**Provided material**
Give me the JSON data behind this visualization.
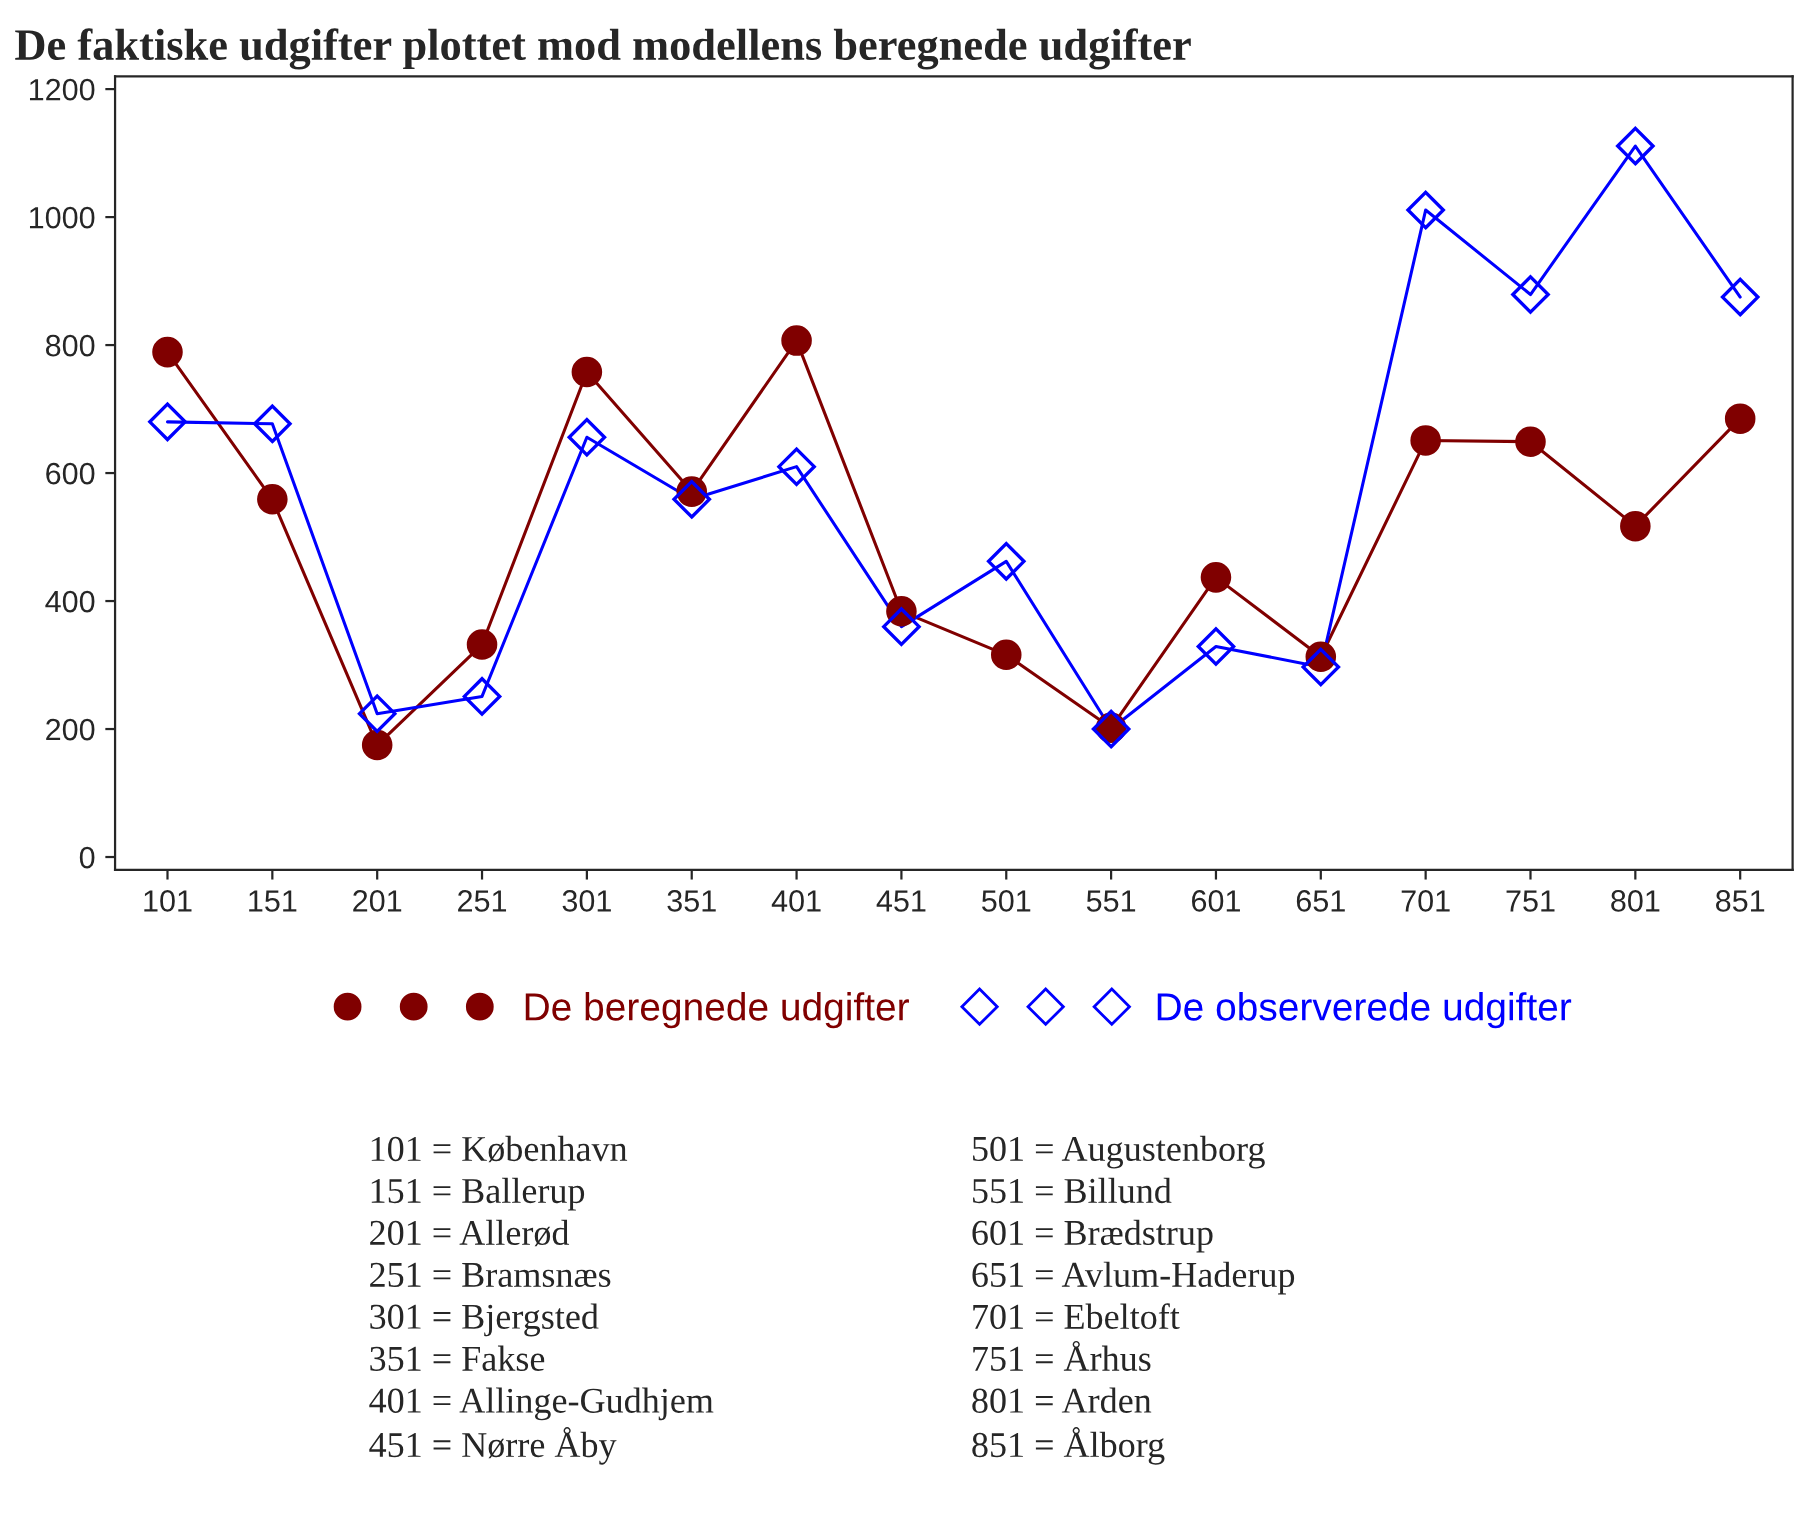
{
  "chart_data": {
    "type": "line",
    "title": "De faktiske udgifter plottet mod modellens beregnede udgifter",
    "categories": [
      "101",
      "151",
      "201",
      "251",
      "301",
      "351",
      "401",
      "451",
      "501",
      "551",
      "601",
      "651",
      "701",
      "751",
      "801",
      "851"
    ],
    "series": [
      {
        "name": "De beregnede udgifter",
        "color": "#800000",
        "marker": "circle",
        "values": [
          789,
          559,
          175,
          332,
          758,
          571,
          807,
          384,
          316,
          202,
          437,
          313,
          651,
          649,
          517,
          685
        ]
      },
      {
        "name": "De observerede udgifter",
        "color": "#0000ff",
        "marker": "diamond",
        "values": [
          680,
          677,
          224,
          251,
          656,
          559,
          610,
          360,
          462,
          200,
          329,
          297,
          1011,
          879,
          1111,
          875
        ]
      }
    ],
    "ylim": [
      -20,
      1220
    ],
    "yticks": [
      0,
      200,
      400,
      600,
      800,
      1000,
      1200
    ],
    "grid": false,
    "legend": "bottom",
    "line_style": "solid",
    "annotations": [
      "101 = København",
      "151 = Ballerup",
      "201 = Allerød",
      "251 = Bramsnæs",
      "301 = Bjergsted",
      "351 = Fakse",
      "401 = Allinge-Gudhjem",
      "451 = Nørre Åby",
      "501 = Augustenborg",
      "551 = Billund",
      "601 = Brædstrup",
      "651 = Avlum-Haderup",
      "701 = Ebeltoft",
      "751 = Århus",
      "801 = Arden",
      "851 = Ålborg"
    ]
  }
}
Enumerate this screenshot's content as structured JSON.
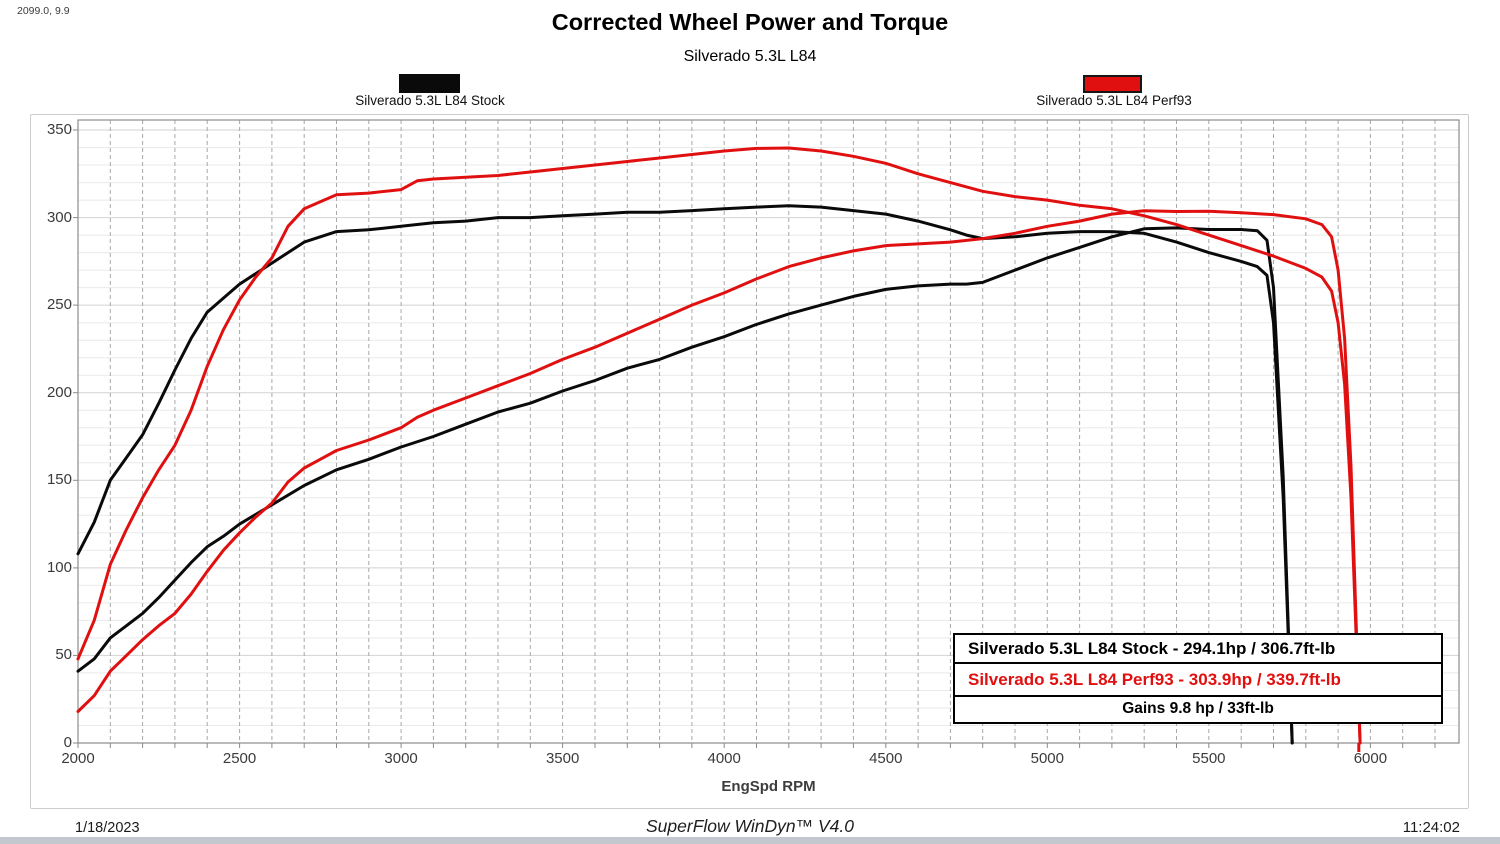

**Work to be completed**
Review the preceding data and report every line that includes the string "name".

**Written response**
        "name": "De beregnede udgifter",
        "name": "De observerede udgifter",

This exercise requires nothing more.